#### REQUIREMENT
All of the records below need to be copied exactly.

--- Start ROWS ---

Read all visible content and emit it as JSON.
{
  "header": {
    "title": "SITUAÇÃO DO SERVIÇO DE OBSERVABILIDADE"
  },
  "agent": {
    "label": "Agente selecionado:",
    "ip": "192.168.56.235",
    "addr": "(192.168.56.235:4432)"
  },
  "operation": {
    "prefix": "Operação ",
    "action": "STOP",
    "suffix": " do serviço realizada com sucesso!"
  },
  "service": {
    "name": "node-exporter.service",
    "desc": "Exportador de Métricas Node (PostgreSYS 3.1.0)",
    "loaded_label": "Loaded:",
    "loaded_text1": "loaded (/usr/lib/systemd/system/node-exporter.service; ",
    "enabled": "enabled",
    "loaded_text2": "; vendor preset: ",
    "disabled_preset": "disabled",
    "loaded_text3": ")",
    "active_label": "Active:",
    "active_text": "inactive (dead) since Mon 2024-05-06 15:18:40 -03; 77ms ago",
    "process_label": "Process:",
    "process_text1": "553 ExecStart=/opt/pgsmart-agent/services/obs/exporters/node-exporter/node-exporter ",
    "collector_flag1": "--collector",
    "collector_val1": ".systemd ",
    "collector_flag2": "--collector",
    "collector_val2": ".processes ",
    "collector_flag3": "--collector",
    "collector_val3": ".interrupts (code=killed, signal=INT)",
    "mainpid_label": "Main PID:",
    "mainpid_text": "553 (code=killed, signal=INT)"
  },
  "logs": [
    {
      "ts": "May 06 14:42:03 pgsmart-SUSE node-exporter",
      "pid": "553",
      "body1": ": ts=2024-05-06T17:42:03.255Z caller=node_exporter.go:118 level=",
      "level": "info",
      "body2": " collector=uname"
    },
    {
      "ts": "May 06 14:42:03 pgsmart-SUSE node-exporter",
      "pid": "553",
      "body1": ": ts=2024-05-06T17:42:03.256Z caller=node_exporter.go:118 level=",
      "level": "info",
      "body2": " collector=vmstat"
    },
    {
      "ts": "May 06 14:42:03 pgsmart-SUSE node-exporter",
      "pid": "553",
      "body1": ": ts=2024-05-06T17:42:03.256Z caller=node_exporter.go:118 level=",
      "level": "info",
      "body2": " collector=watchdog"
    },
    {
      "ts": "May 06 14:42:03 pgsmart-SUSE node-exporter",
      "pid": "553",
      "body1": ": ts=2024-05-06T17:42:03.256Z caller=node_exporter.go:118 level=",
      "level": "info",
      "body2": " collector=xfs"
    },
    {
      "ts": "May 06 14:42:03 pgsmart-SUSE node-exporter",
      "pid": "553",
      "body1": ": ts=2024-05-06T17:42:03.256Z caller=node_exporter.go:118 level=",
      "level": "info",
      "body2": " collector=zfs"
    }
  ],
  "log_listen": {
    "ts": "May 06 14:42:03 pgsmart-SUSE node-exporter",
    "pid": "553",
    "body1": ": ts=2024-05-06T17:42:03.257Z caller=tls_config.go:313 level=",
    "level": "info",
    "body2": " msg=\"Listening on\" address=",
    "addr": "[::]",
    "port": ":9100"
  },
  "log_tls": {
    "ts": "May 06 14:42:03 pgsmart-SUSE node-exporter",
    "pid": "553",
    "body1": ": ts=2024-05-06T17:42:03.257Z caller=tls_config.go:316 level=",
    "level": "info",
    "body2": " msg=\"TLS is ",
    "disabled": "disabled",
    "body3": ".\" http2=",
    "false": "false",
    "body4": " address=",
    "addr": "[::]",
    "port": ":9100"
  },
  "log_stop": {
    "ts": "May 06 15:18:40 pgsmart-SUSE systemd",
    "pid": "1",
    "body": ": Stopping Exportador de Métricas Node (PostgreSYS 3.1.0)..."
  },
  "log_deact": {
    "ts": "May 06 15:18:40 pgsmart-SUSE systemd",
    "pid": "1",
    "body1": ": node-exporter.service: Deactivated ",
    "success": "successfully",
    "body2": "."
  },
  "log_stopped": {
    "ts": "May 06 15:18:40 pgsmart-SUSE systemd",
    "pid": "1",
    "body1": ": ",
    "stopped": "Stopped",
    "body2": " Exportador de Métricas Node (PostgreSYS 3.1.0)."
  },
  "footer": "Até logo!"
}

--- End ROWS ---

#### COMPLETED EXERCISE
Read all visible content and emit it as JSON.
{
  "header": {
    "title": "SITUAÇÃO DO SERVIÇO DE OBSERVABILIDADE"
  },
  "agent": {
    "label": "Agente selecionado:",
    "ip": "192.168.56.235",
    "addr": "(192.168.56.235:4432)"
  },
  "operation": {
    "prefix": "Operação ",
    "action": "STOP",
    "suffix": " do serviço realizada com sucesso!"
  },
  "service": {
    "name": "node-exporter.service",
    "desc": "Exportador de Métricas Node (PostgreSYS 3.1.0)",
    "loaded_label": "Loaded:",
    "loaded_text1": "loaded (/usr/lib/systemd/system/node-exporter.service; ",
    "enabled": "enabled",
    "loaded_text2": "; vendor preset: ",
    "disabled_preset": "disabled",
    "loaded_text3": ")",
    "active_label": "Active:",
    "active_text": "inactive (dead) since Mon 2024-05-06 15:18:40 -03; 77ms ago",
    "process_label": "Process:",
    "process_text1": "553 ExecStart=/opt/pgsmart-agent/services/obs/exporters/node-exporter/node-exporter ",
    "collector_flag1": "--collector",
    "collector_val1": ".systemd ",
    "collector_flag2": "--collector",
    "collector_val2": ".processes ",
    "collector_flag3": "--collector",
    "collector_val3": ".interrupts (code=killed, signal=INT)",
    "mainpid_label": "Main PID:",
    "mainpid_text": "553 (code=killed, signal=INT)"
  },
  "logs": [
    {
      "ts": "May 06 14:42:03 pgsmart-SUSE node-exporter",
      "pid": "553",
      "body1": ": ts=2024-05-06T17:42:03.255Z caller=node_exporter.go:118 level=",
      "level": "info",
      "body2": " collector=uname"
    },
    {
      "ts": "May 06 14:42:03 pgsmart-SUSE node-exporter",
      "pid": "553",
      "body1": ": ts=2024-05-06T17:42:03.256Z caller=node_exporter.go:118 level=",
      "level": "info",
      "body2": " collector=vmstat"
    },
    {
      "ts": "May 06 14:42:03 pgsmart-SUSE node-exporter",
      "pid": "553",
      "body1": ": ts=2024-05-06T17:42:03.256Z caller=node_exporter.go:118 level=",
      "level": "info",
      "body2": " collector=watchdog"
    },
    {
      "ts": "May 06 14:42:03 pgsmart-SUSE node-exporter",
      "pid": "553",
      "body1": ": ts=2024-05-06T17:42:03.256Z caller=node_exporter.go:118 level=",
      "level": "info",
      "body2": " collector=xfs"
    },
    {
      "ts": "May 06 14:42:03 pgsmart-SUSE node-exporter",
      "pid": "553",
      "body1": ": ts=2024-05-06T17:42:03.256Z caller=node_exporter.go:118 level=",
      "level": "info",
      "body2": " collector=zfs"
    }
  ],
  "log_listen": {
    "ts": "May 06 14:42:03 pgsmart-SUSE node-exporter",
    "pid": "553",
    "body1": ": ts=2024-05-06T17:42:03.257Z caller=tls_config.go:313 level=",
    "level": "info",
    "body2": " msg=\"Listening on\" address=",
    "addr": "[::]",
    "port": ":9100"
  },
  "log_tls": {
    "ts": "May 06 14:42:03 pgsmart-SUSE node-exporter",
    "pid": "553",
    "body1": ": ts=2024-05-06T17:42:03.257Z caller=tls_config.go:316 level=",
    "level": "info",
    "body2": " msg=\"TLS is ",
    "disabled": "disabled",
    "body3": ".\" http2=",
    "false": "false",
    "body4": " address=",
    "addr": "[::]",
    "port": ":9100"
  },
  "log_stop": {
    "ts": "May 06 15:18:40 pgsmart-SUSE systemd",
    "pid": "1",
    "body": ": Stopping Exportador de Métricas Node (PostgreSYS 3.1.0)..."
  },
  "log_deact": {
    "ts": "May 06 15:18:40 pgsmart-SUSE systemd",
    "pid": "1",
    "body1": ": node-exporter.service: Deactivated ",
    "success": "successfully",
    "body2": "."
  },
  "log_stopped": {
    "ts": "May 06 15:18:40 pgsmart-SUSE systemd",
    "pid": "1",
    "body1": ": ",
    "stopped": "Stopped",
    "body2": " Exportador de Métricas Node (PostgreSYS 3.1.0)."
  },
  "footer": "Até logo!"
}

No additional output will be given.